§ **Goal of the exercise**
Every line of the records must be repeated exactly; pictures stay out.

§ **Records to use**
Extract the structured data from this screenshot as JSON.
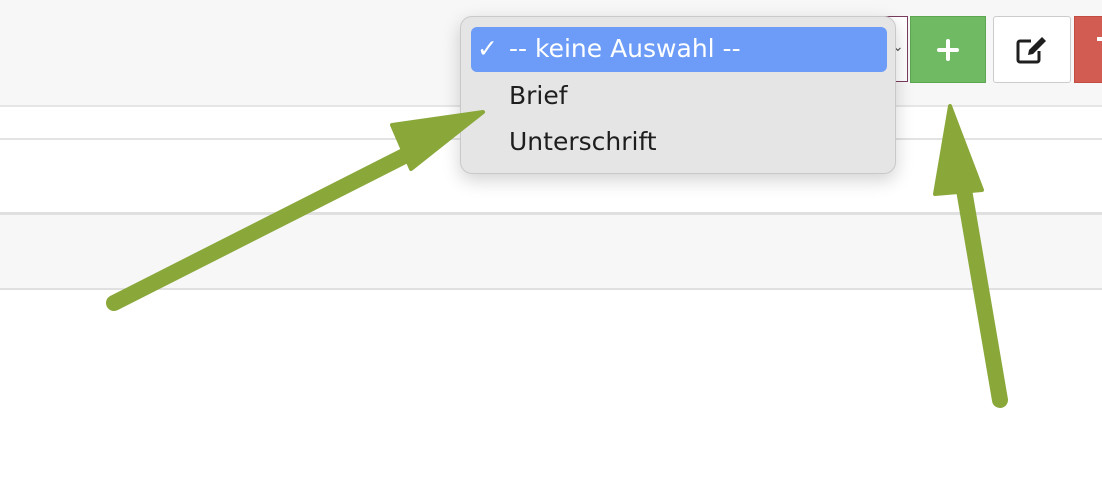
{
  "dropdown": {
    "options": [
      {
        "label": "-- keine Auswahl --",
        "selected": true,
        "check": "✓"
      },
      {
        "label": "Brief",
        "selected": false
      },
      {
        "label": "Unterschrift",
        "selected": false
      }
    ],
    "highlight_color": "#6c9cf7"
  },
  "toolbar": {
    "add_icon": "plus-icon",
    "edit_icon": "edit-icon",
    "delete_icon": "trash-icon",
    "add_color": "#6fba62",
    "delete_color": "#d25c52"
  },
  "annotations": {
    "arrow_color": "#8aa83a"
  }
}
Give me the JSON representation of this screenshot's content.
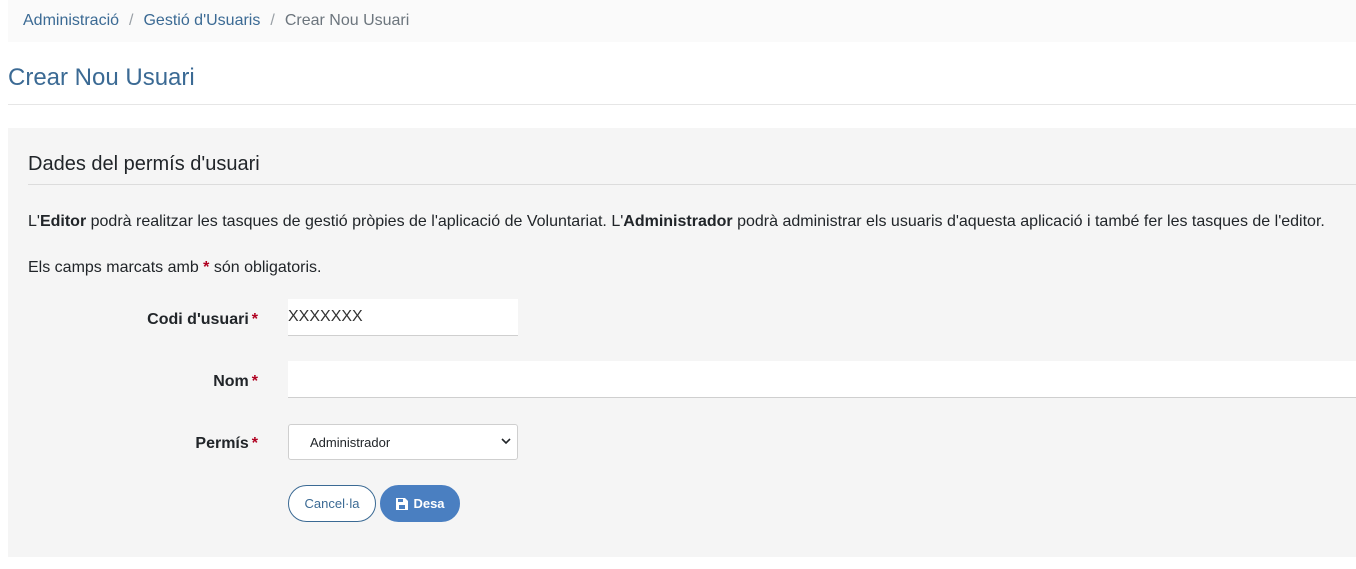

§ **Finished answer**
Extract the structured data from this screenshot as JSON.
{
  "dropdown": {
    "options": [
      {
        "label": "-- keine Auswahl --",
        "selected": true,
        "check": "✓"
      },
      {
        "label": "Brief",
        "selected": false
      },
      {
        "label": "Unterschrift",
        "selected": false
      }
    ],
    "highlight_color": "#6c9cf7"
  },
  "toolbar": {
    "add_icon": "plus-icon",
    "edit_icon": "edit-icon",
    "delete_icon": "trash-icon",
    "add_color": "#6fba62",
    "delete_color": "#d25c52"
  },
  "annotations": {
    "arrow_color": "#8aa83a"
  }
}
Give me the JSON representation of this screenshot's content.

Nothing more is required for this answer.